** What is being asked **
Return all lines where the word "text" can be found.
== Exercise material ==
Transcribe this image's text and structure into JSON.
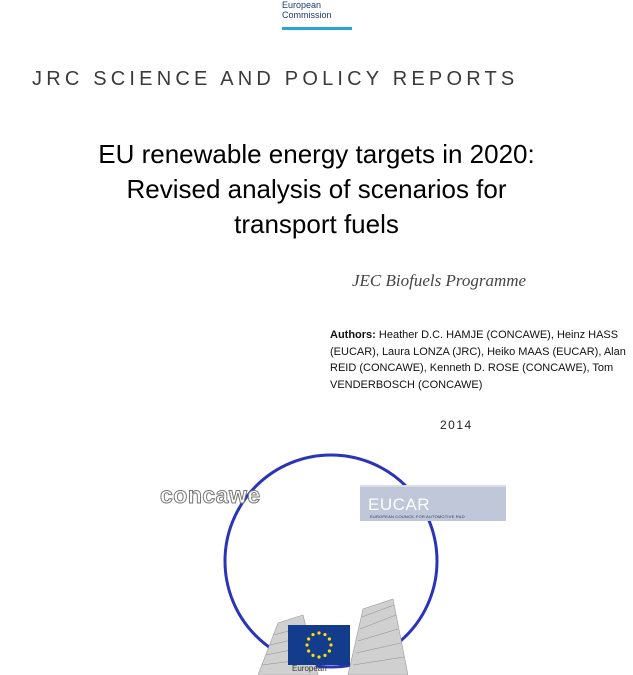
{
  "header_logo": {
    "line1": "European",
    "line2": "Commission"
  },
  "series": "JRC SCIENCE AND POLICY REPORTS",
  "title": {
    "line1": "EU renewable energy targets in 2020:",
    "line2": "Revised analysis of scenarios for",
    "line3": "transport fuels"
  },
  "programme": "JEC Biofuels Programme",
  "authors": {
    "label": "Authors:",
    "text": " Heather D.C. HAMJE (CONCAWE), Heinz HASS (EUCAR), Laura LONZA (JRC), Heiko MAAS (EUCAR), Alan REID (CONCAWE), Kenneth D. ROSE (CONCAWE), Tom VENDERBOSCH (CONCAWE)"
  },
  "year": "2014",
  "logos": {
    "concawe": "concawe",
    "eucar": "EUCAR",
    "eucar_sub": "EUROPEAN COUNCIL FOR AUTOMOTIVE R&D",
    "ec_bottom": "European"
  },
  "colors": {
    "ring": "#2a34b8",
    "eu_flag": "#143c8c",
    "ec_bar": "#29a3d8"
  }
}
===
== Exercise material ==
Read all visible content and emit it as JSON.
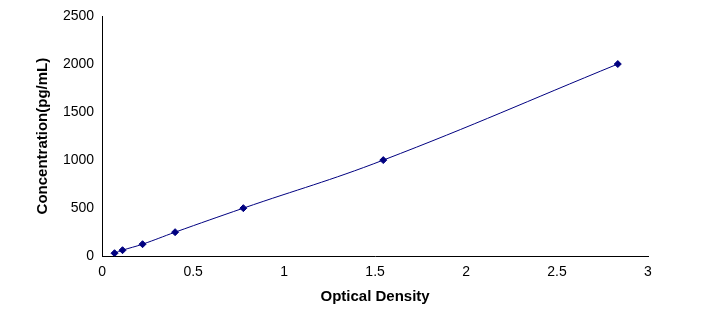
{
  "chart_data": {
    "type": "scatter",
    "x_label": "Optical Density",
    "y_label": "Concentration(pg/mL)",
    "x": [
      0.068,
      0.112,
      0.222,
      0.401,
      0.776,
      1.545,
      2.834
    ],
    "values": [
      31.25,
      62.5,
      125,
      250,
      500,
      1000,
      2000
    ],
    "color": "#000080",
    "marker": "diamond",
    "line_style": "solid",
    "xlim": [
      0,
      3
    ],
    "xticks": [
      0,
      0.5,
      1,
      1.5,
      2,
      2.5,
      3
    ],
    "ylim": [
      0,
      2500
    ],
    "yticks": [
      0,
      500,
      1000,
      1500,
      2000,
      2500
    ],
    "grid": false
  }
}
===
** Written solution **
Transcribe this image's text and structure into JSON.
    "text": " Heather D.C. HAMJE (CONCAWE), Heinz HASS (EUCAR), Laura LONZA (JRC), Heiko MAAS (EUCAR), Alan REID (CONCAWE), Kenneth D. ROSE (CONCAWE), Tom VENDERBOSCH (CONCAWE)"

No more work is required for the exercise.